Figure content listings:
# # # # #

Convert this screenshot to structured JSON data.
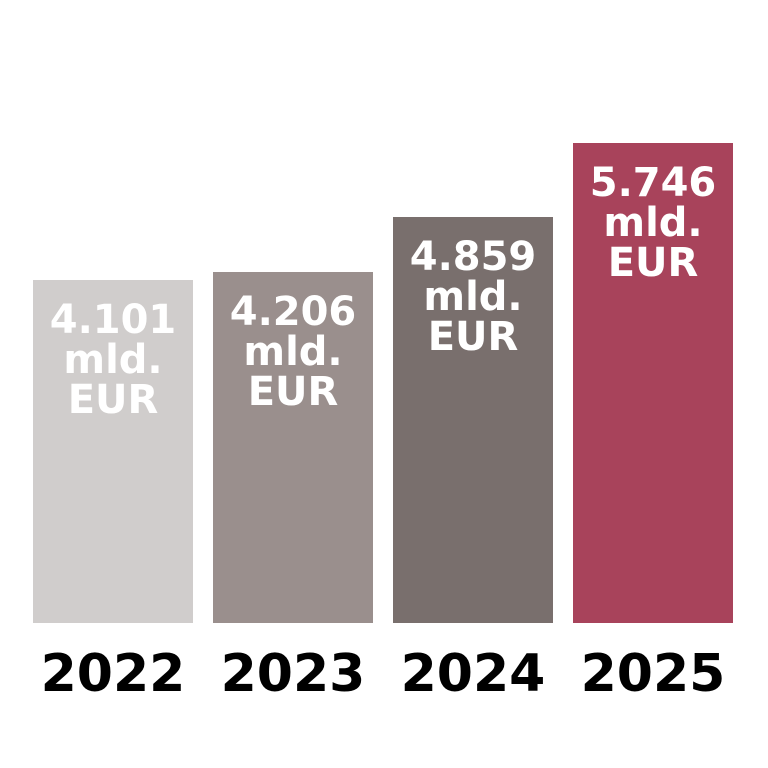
{
  "chart_data": {
    "type": "bar",
    "categories": [
      "2022",
      "2023",
      "2024",
      "2025"
    ],
    "values": [
      4.101,
      4.206,
      4.859,
      5.746
    ],
    "value_labels": [
      "4.101\nmld.\nEUR",
      "4.206\nmld.\nEUR",
      "4.859\nmld.\nEUR",
      "5.746\nmld.\nEUR"
    ],
    "colors": [
      "#d0cdcc",
      "#9a8f8d",
      "#796f6d",
      "#a8435b"
    ]
  }
}
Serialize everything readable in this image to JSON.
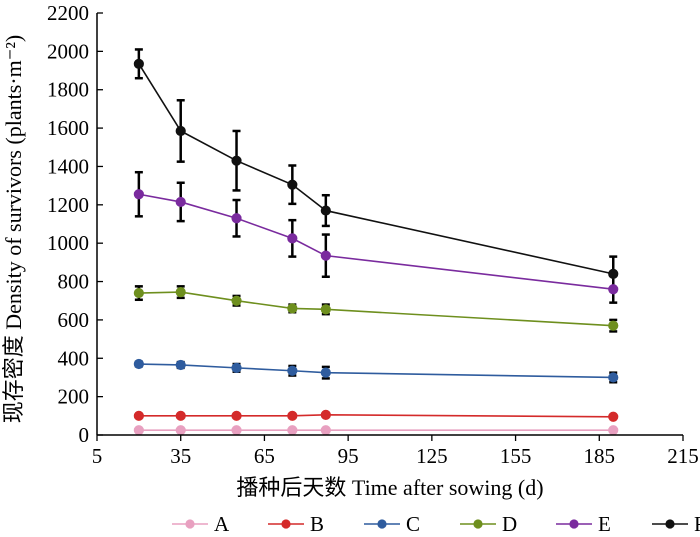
{
  "chart_data": {
    "type": "line",
    "xlabel": "播种后天数 Time after sowing (d)",
    "ylabel": "现存密度 Density of survivors (plants·m⁻²)",
    "xlim": [
      5,
      215
    ],
    "ylim": [
      0,
      2200
    ],
    "xticks": [
      5,
      35,
      65,
      95,
      125,
      155,
      185,
      215
    ],
    "yticks": [
      0,
      200,
      400,
      600,
      800,
      1000,
      1200,
      1400,
      1600,
      1800,
      2000,
      2200
    ],
    "x": [
      20,
      35,
      55,
      75,
      87,
      190
    ],
    "grid": false,
    "legend_position": "bottom",
    "series": [
      {
        "name": "A",
        "color": "#e8a0c0",
        "values": [
          25,
          25,
          25,
          25,
          25,
          25
        ],
        "errors": [
          3,
          3,
          3,
          3,
          3,
          3
        ]
      },
      {
        "name": "B",
        "color": "#d42a2a",
        "values": [
          100,
          100,
          100,
          100,
          105,
          95
        ],
        "errors": [
          5,
          5,
          5,
          5,
          8,
          5
        ]
      },
      {
        "name": "C",
        "color": "#2f5c9e",
        "values": [
          370,
          365,
          350,
          335,
          325,
          300
        ],
        "errors": [
          12,
          15,
          20,
          25,
          30,
          25
        ]
      },
      {
        "name": "D",
        "color": "#6e8f1e",
        "values": [
          740,
          745,
          700,
          660,
          655,
          570
        ],
        "errors": [
          35,
          30,
          25,
          20,
          25,
          30
        ]
      },
      {
        "name": "E",
        "color": "#7a2b9e",
        "values": [
          1255,
          1215,
          1130,
          1025,
          935,
          760
        ],
        "errors": [
          115,
          100,
          95,
          95,
          110,
          70
        ]
      },
      {
        "name": "F",
        "color": "#111111",
        "values": [
          1935,
          1585,
          1430,
          1305,
          1170,
          840
        ],
        "errors": [
          75,
          160,
          155,
          100,
          80,
          90
        ]
      }
    ]
  }
}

# # # # #

SHORT EXERCISE:
Lines in the records that hold the word "this" are to be counted; give only the total.

WRITTEN SOLUTION:
2